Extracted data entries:

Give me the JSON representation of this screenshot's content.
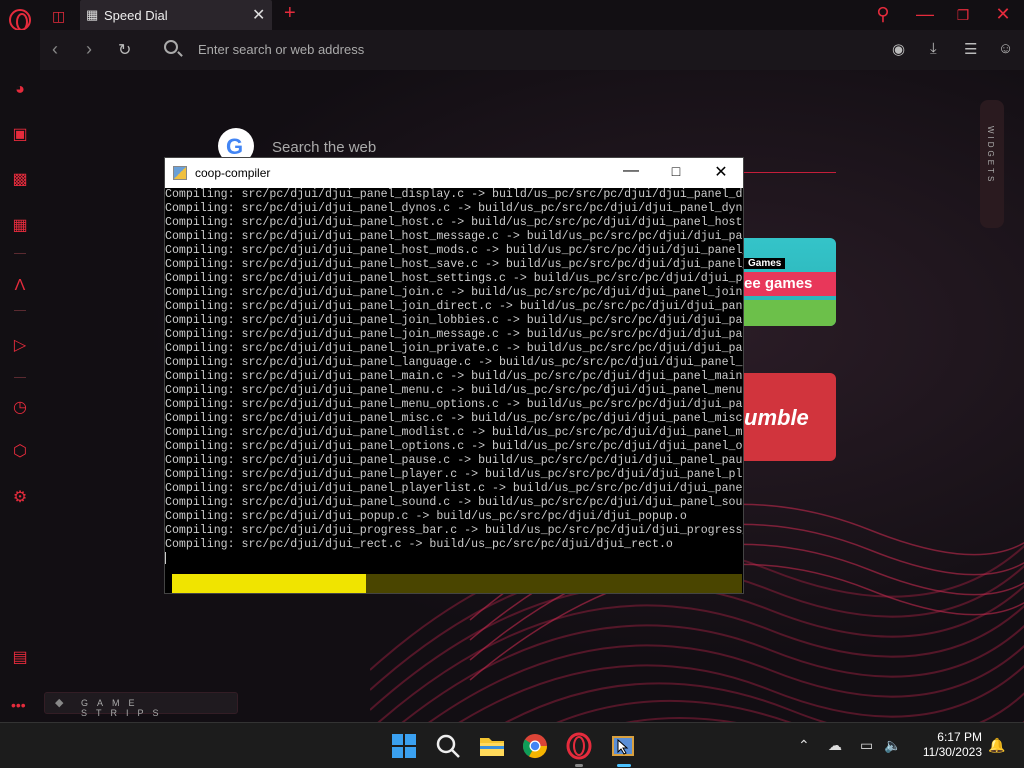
{
  "browser": {
    "tab_title": "Speed Dial",
    "address_placeholder": "Enter search or web address",
    "search_web": "Search the web",
    "widgets_label": "WIDGETS",
    "game_strips_label": "GAME STRIPS",
    "tile1_line1": "Games",
    "tile1_line2": "ee games",
    "tile2_text": "umble"
  },
  "console": {
    "title": "coop-compiler",
    "progress": 0.34,
    "lines": [
      "Compiling: src/pc/djui/djui_panel_display.c -> build/us_pc/src/pc/djui/djui_panel_display.o",
      "Compiling: src/pc/djui/djui_panel_dynos.c -> build/us_pc/src/pc/djui/djui_panel_dynos.o",
      "Compiling: src/pc/djui/djui_panel_host.c -> build/us_pc/src/pc/djui/djui_panel_host.o",
      "Compiling: src/pc/djui/djui_panel_host_message.c -> build/us_pc/src/pc/djui/djui_panel_host_message.o",
      "Compiling: src/pc/djui/djui_panel_host_mods.c -> build/us_pc/src/pc/djui/djui_panel_host_mods.o",
      "Compiling: src/pc/djui/djui_panel_host_save.c -> build/us_pc/src/pc/djui/djui_panel_host_save.o",
      "Compiling: src/pc/djui/djui_panel_host_settings.c -> build/us_pc/src/pc/djui/djui_panel_host_settings.o",
      "Compiling: src/pc/djui/djui_panel_join.c -> build/us_pc/src/pc/djui/djui_panel_join.o",
      "Compiling: src/pc/djui/djui_panel_join_direct.c -> build/us_pc/src/pc/djui/djui_panel_join_direct.o",
      "Compiling: src/pc/djui/djui_panel_join_lobbies.c -> build/us_pc/src/pc/djui/djui_panel_join_lobbies.o",
      "Compiling: src/pc/djui/djui_panel_join_message.c -> build/us_pc/src/pc/djui/djui_panel_join_message.o",
      "Compiling: src/pc/djui/djui_panel_join_private.c -> build/us_pc/src/pc/djui/djui_panel_join_private.o",
      "Compiling: src/pc/djui/djui_panel_language.c -> build/us_pc/src/pc/djui/djui_panel_language.o",
      "Compiling: src/pc/djui/djui_panel_main.c -> build/us_pc/src/pc/djui/djui_panel_main.o",
      "Compiling: src/pc/djui/djui_panel_menu.c -> build/us_pc/src/pc/djui/djui_panel_menu.o",
      "Compiling: src/pc/djui/djui_panel_menu_options.c -> build/us_pc/src/pc/djui/djui_panel_menu_options.o",
      "Compiling: src/pc/djui/djui_panel_misc.c -> build/us_pc/src/pc/djui/djui_panel_misc.o",
      "Compiling: src/pc/djui/djui_panel_modlist.c -> build/us_pc/src/pc/djui/djui_panel_modlist.o",
      "Compiling: src/pc/djui/djui_panel_options.c -> build/us_pc/src/pc/djui/djui_panel_options.o",
      "Compiling: src/pc/djui/djui_panel_pause.c -> build/us_pc/src/pc/djui/djui_panel_pause.o",
      "Compiling: src/pc/djui/djui_panel_player.c -> build/us_pc/src/pc/djui/djui_panel_player.o",
      "Compiling: src/pc/djui/djui_panel_playerlist.c -> build/us_pc/src/pc/djui/djui_panel_playerlist.o",
      "Compiling: src/pc/djui/djui_panel_sound.c -> build/us_pc/src/pc/djui/djui_panel_sound.o",
      "Compiling: src/pc/djui/djui_popup.c -> build/us_pc/src/pc/djui/djui_popup.o",
      "Compiling: src/pc/djui/djui_progress_bar.c -> build/us_pc/src/pc/djui/djui_progress_bar.o",
      "Compiling: src/pc/djui/djui_rect.c -> build/us_pc/src/pc/djui/djui_rect.o"
    ]
  },
  "taskbar": {
    "time": "6:17 PM",
    "date": "11/30/2023"
  },
  "colors": {
    "accent": "#e52b3c",
    "progress_fill": "#f0e400",
    "progress_track": "#4a4500"
  }
}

STATED TASK:
Transcribe the listing in full and omit the pictures.

CORRECT ANSWER:
Give me the JSON representation of this screenshot's content.
{
  "browser": {
    "tab_title": "Speed Dial",
    "address_placeholder": "Enter search or web address",
    "search_web": "Search the web",
    "widgets_label": "WIDGETS",
    "game_strips_label": "GAME STRIPS",
    "tile1_line1": "Games",
    "tile1_line2": "ee games",
    "tile2_text": "umble"
  },
  "console": {
    "title": "coop-compiler",
    "progress": 0.34,
    "lines": [
      "Compiling: src/pc/djui/djui_panel_display.c -> build/us_pc/src/pc/djui/djui_panel_display.o",
      "Compiling: src/pc/djui/djui_panel_dynos.c -> build/us_pc/src/pc/djui/djui_panel_dynos.o",
      "Compiling: src/pc/djui/djui_panel_host.c -> build/us_pc/src/pc/djui/djui_panel_host.o",
      "Compiling: src/pc/djui/djui_panel_host_message.c -> build/us_pc/src/pc/djui/djui_panel_host_message.o",
      "Compiling: src/pc/djui/djui_panel_host_mods.c -> build/us_pc/src/pc/djui/djui_panel_host_mods.o",
      "Compiling: src/pc/djui/djui_panel_host_save.c -> build/us_pc/src/pc/djui/djui_panel_host_save.o",
      "Compiling: src/pc/djui/djui_panel_host_settings.c -> build/us_pc/src/pc/djui/djui_panel_host_settings.o",
      "Compiling: src/pc/djui/djui_panel_join.c -> build/us_pc/src/pc/djui/djui_panel_join.o",
      "Compiling: src/pc/djui/djui_panel_join_direct.c -> build/us_pc/src/pc/djui/djui_panel_join_direct.o",
      "Compiling: src/pc/djui/djui_panel_join_lobbies.c -> build/us_pc/src/pc/djui/djui_panel_join_lobbies.o",
      "Compiling: src/pc/djui/djui_panel_join_message.c -> build/us_pc/src/pc/djui/djui_panel_join_message.o",
      "Compiling: src/pc/djui/djui_panel_join_private.c -> build/us_pc/src/pc/djui/djui_panel_join_private.o",
      "Compiling: src/pc/djui/djui_panel_language.c -> build/us_pc/src/pc/djui/djui_panel_language.o",
      "Compiling: src/pc/djui/djui_panel_main.c -> build/us_pc/src/pc/djui/djui_panel_main.o",
      "Compiling: src/pc/djui/djui_panel_menu.c -> build/us_pc/src/pc/djui/djui_panel_menu.o",
      "Compiling: src/pc/djui/djui_panel_menu_options.c -> build/us_pc/src/pc/djui/djui_panel_menu_options.o",
      "Compiling: src/pc/djui/djui_panel_misc.c -> build/us_pc/src/pc/djui/djui_panel_misc.o",
      "Compiling: src/pc/djui/djui_panel_modlist.c -> build/us_pc/src/pc/djui/djui_panel_modlist.o",
      "Compiling: src/pc/djui/djui_panel_options.c -> build/us_pc/src/pc/djui/djui_panel_options.o",
      "Compiling: src/pc/djui/djui_panel_pause.c -> build/us_pc/src/pc/djui/djui_panel_pause.o",
      "Compiling: src/pc/djui/djui_panel_player.c -> build/us_pc/src/pc/djui/djui_panel_player.o",
      "Compiling: src/pc/djui/djui_panel_playerlist.c -> build/us_pc/src/pc/djui/djui_panel_playerlist.o",
      "Compiling: src/pc/djui/djui_panel_sound.c -> build/us_pc/src/pc/djui/djui_panel_sound.o",
      "Compiling: src/pc/djui/djui_popup.c -> build/us_pc/src/pc/djui/djui_popup.o",
      "Compiling: src/pc/djui/djui_progress_bar.c -> build/us_pc/src/pc/djui/djui_progress_bar.o",
      "Compiling: src/pc/djui/djui_rect.c -> build/us_pc/src/pc/djui/djui_rect.o"
    ]
  },
  "taskbar": {
    "time": "6:17 PM",
    "date": "11/30/2023"
  },
  "colors": {
    "accent": "#e52b3c",
    "progress_fill": "#f0e400",
    "progress_track": "#4a4500"
  }
}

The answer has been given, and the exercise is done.